■ **Your instructions**
Extract all lines containing "SkyAtmosphere".

■ **Material provided**
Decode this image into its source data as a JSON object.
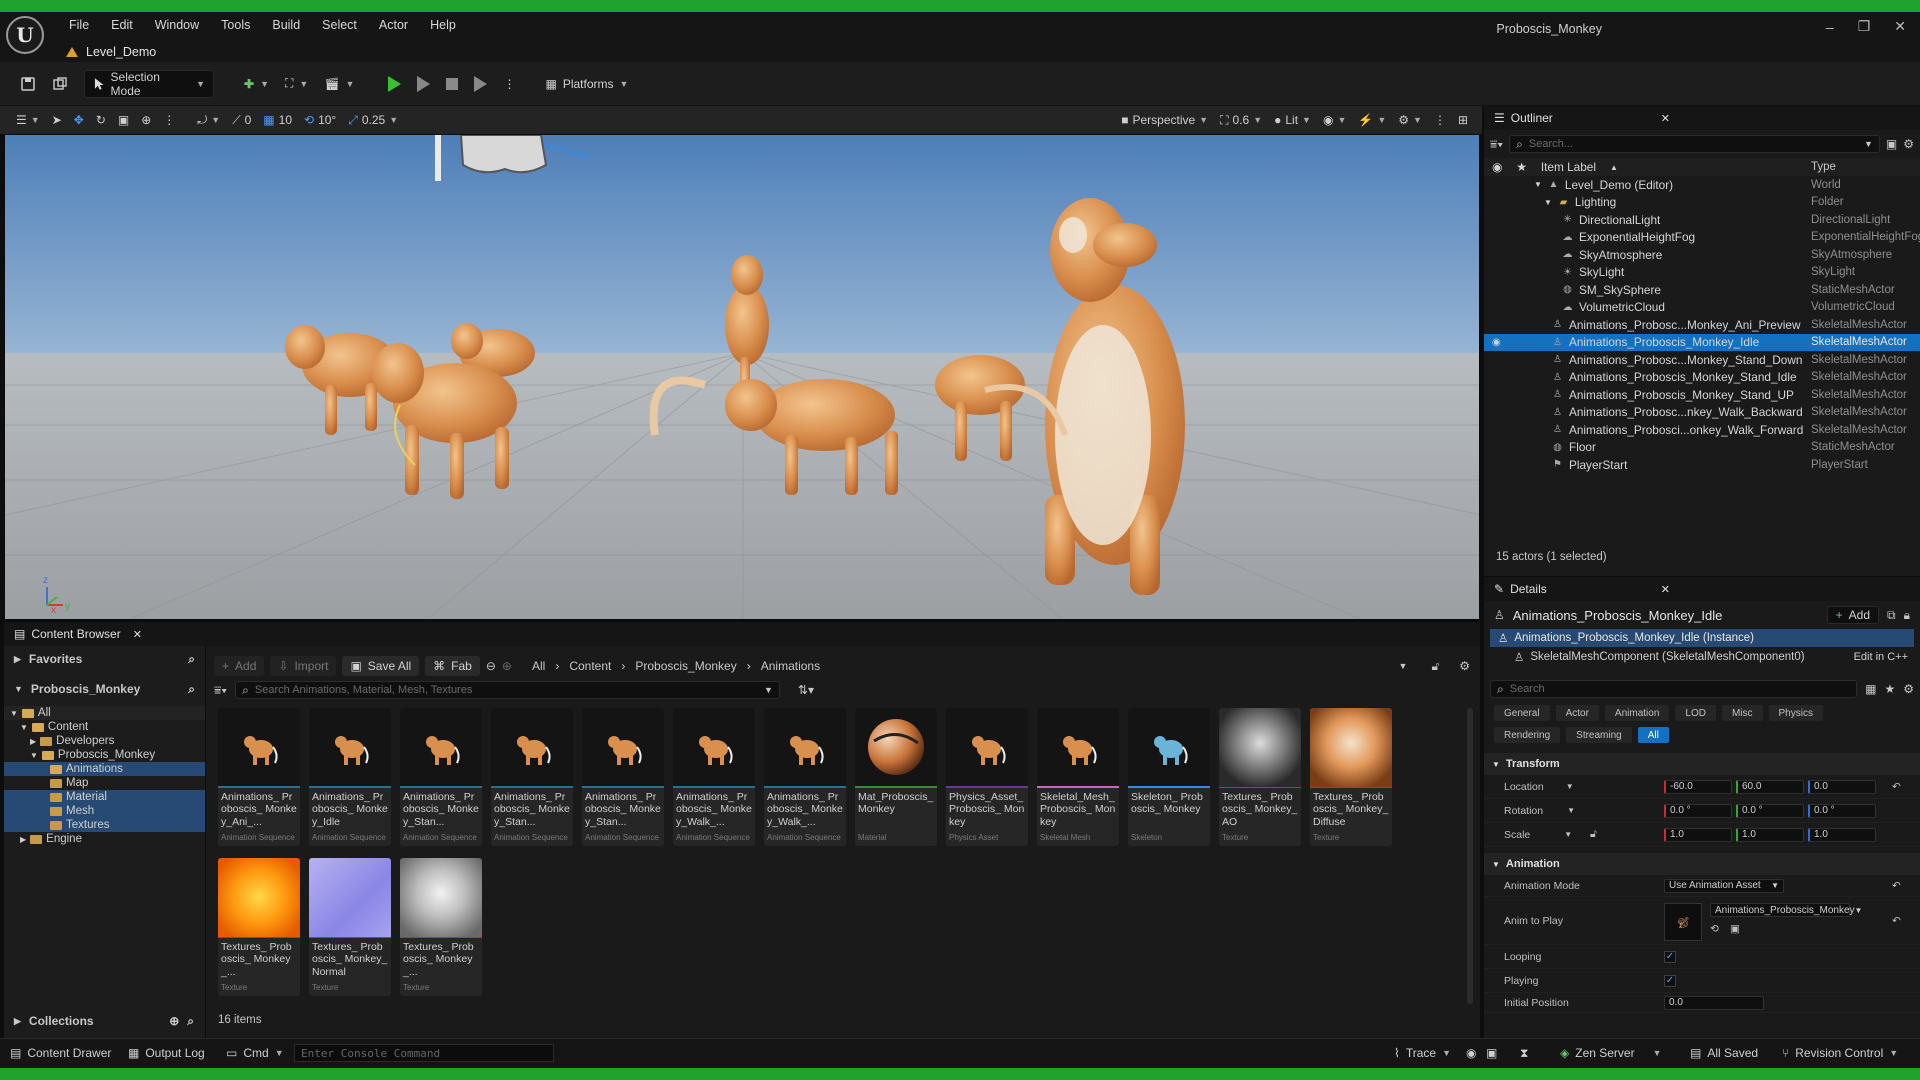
{
  "menu": [
    "File",
    "Edit",
    "Window",
    "Tools",
    "Build",
    "Select",
    "Actor",
    "Help"
  ],
  "level_tab": "Level_Demo",
  "project_name": "Proboscis_Monkey",
  "toolbar": {
    "mode": "Selection Mode",
    "platforms": "Platforms"
  },
  "viewport_toolbar": {
    "rotate_snap": "0",
    "grid_snap": "10",
    "angle_snap": "10°",
    "scale_snap": "0.25",
    "perspective": "Perspective",
    "camera_speed": "0.6",
    "lit": "Lit"
  },
  "outliner": {
    "title": "Outliner",
    "search_placeholder": "Search...",
    "col_label": "Item Label",
    "col_type": "Type",
    "rows": [
      {
        "label": "Level_Demo (Editor)",
        "type": "World"
      },
      {
        "label": "Lighting",
        "type": "Folder"
      },
      {
        "label": "DirectionalLight",
        "type": "DirectionalLight"
      },
      {
        "label": "ExponentialHeightFog",
        "type": "ExponentialHeightFog"
      },
      {
        "label": "SkyAtmosphere",
        "type": "SkyAtmosphere"
      },
      {
        "label": "SkyLight",
        "type": "SkyLight"
      },
      {
        "label": "SM_SkySphere",
        "type": "StaticMeshActor"
      },
      {
        "label": "VolumetricCloud",
        "type": "VolumetricCloud"
      },
      {
        "label": "Animations_Probosc...Monkey_Ani_Preview",
        "type": "SkeletalMeshActor"
      },
      {
        "label": "Animations_Proboscis_Monkey_Idle",
        "type": "SkeletalMeshActor"
      },
      {
        "label": "Animations_Probosc...Monkey_Stand_Down",
        "type": "SkeletalMeshActor"
      },
      {
        "label": "Animations_Proboscis_Monkey_Stand_Idle",
        "type": "SkeletalMeshActor"
      },
      {
        "label": "Animations_Proboscis_Monkey_Stand_UP",
        "type": "SkeletalMeshActor"
      },
      {
        "label": "Animations_Probosc...nkey_Walk_Backward",
        "type": "SkeletalMeshActor"
      },
      {
        "label": "Animations_Probosci...onkey_Walk_Forward",
        "type": "SkeletalMeshActor"
      },
      {
        "label": "Floor",
        "type": "StaticMeshActor"
      },
      {
        "label": "PlayerStart",
        "type": "PlayerStart"
      }
    ],
    "footer": "15 actors (1 selected)"
  },
  "details": {
    "title": "Details",
    "actor_name": "Animations_Proboscis_Monkey_Idle",
    "add": "Add",
    "instance": "Animations_Proboscis_Monkey_Idle (Instance)",
    "component": "SkeletalMeshComponent (SkeletalMeshComponent0)",
    "edit_cpp": "Edit in C++",
    "search_placeholder": "Search",
    "filters": [
      "General",
      "Actor",
      "Animation",
      "LOD",
      "Misc",
      "Physics",
      "Rendering",
      "Streaming",
      "All"
    ],
    "transform": {
      "title": "Transform",
      "location_label": "Location",
      "location": [
        "-60.0",
        "60.0",
        "0.0"
      ],
      "rotation_label": "Rotation",
      "rotation": [
        "0.0 °",
        "0.0 °",
        "0.0 °"
      ],
      "scale_label": "Scale",
      "scale": [
        "1.0",
        "1.0",
        "1.0"
      ]
    },
    "animation": {
      "title": "Animation",
      "mode_label": "Animation Mode",
      "mode": "Use Animation Asset",
      "anim_label": "Anim to Play",
      "anim": "Animations_Proboscis_Monkey",
      "looping_label": "Looping",
      "playing_label": "Playing",
      "initial_label": "Initial Position",
      "initial": "0.0"
    }
  },
  "content_browser": {
    "title": "Content Browser",
    "favorites": "Favorites",
    "project": "Proboscis_Monkey",
    "tree": [
      "All",
      "Content",
      "Developers",
      "Proboscis_Monkey",
      "Animations",
      "Map",
      "Material",
      "Mesh",
      "Textures",
      "Engine"
    ],
    "collections": "Collections",
    "add": "Add",
    "import": "Import",
    "save_all": "Save All",
    "fab": "Fab",
    "breadcrumb": [
      "All",
      "Content",
      "Proboscis_Monkey",
      "Animations"
    ],
    "search_placeholder": "Search Animations, Material, Mesh, Textures",
    "count": "16 items",
    "assets": [
      {
        "name": "Animations_ Proboscis_ Monkey_Ani_...",
        "type": "Animation Sequence"
      },
      {
        "name": "Animations_ Proboscis_ Monkey_Idle",
        "type": "Animation Sequence"
      },
      {
        "name": "Animations_ Proboscis_ Monkey_Stan...",
        "type": "Animation Sequence"
      },
      {
        "name": "Animations_ Proboscis_ Monkey_Stan...",
        "type": "Animation Sequence"
      },
      {
        "name": "Animations_ Proboscis_ Monkey_Stan...",
        "type": "Animation Sequence"
      },
      {
        "name": "Animations_ Proboscis_ Monkey_Walk_...",
        "type": "Animation Sequence"
      },
      {
        "name": "Animations_ Proboscis_ Monkey_Walk_...",
        "type": "Animation Sequence"
      },
      {
        "name": "Mat_Proboscis_ Monkey",
        "type": "Material"
      },
      {
        "name": "Physics_Asset_ Proboscis_ Monkey",
        "type": "Physics Asset"
      },
      {
        "name": "Skeletal_Mesh_ Proboscis_ Monkey",
        "type": "Skeletal Mesh"
      },
      {
        "name": "Skeleton_ Proboscis_ Monkey",
        "type": "Skeleton"
      },
      {
        "name": "Textures_ Proboscis_ Monkey_AO",
        "type": "Texture"
      },
      {
        "name": "Textures_ Proboscis_ Monkey_Diffuse",
        "type": "Texture"
      },
      {
        "name": "Textures_ Proboscis_ Monkey_...",
        "type": "Texture"
      },
      {
        "name": "Textures_ Proboscis_ Monkey_Normal",
        "type": "Texture"
      },
      {
        "name": "Textures_ Proboscis_ Monkey_...",
        "type": "Texture"
      }
    ]
  },
  "statusbar": {
    "content_drawer": "Content Drawer",
    "output_log": "Output Log",
    "cmd": "Cmd",
    "console_placeholder": "Enter Console Command",
    "trace": "Trace",
    "zen": "Zen Server",
    "saved": "All Saved",
    "revision": "Revision Control"
  },
  "colors": {
    "accent": "#1470c0",
    "play": "#38c22f",
    "frame": "#1fa22e"
  }
}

■ **Response for this exercise**
        "label": "SkyAtmosphere",
        "type": "SkyAtmosphere"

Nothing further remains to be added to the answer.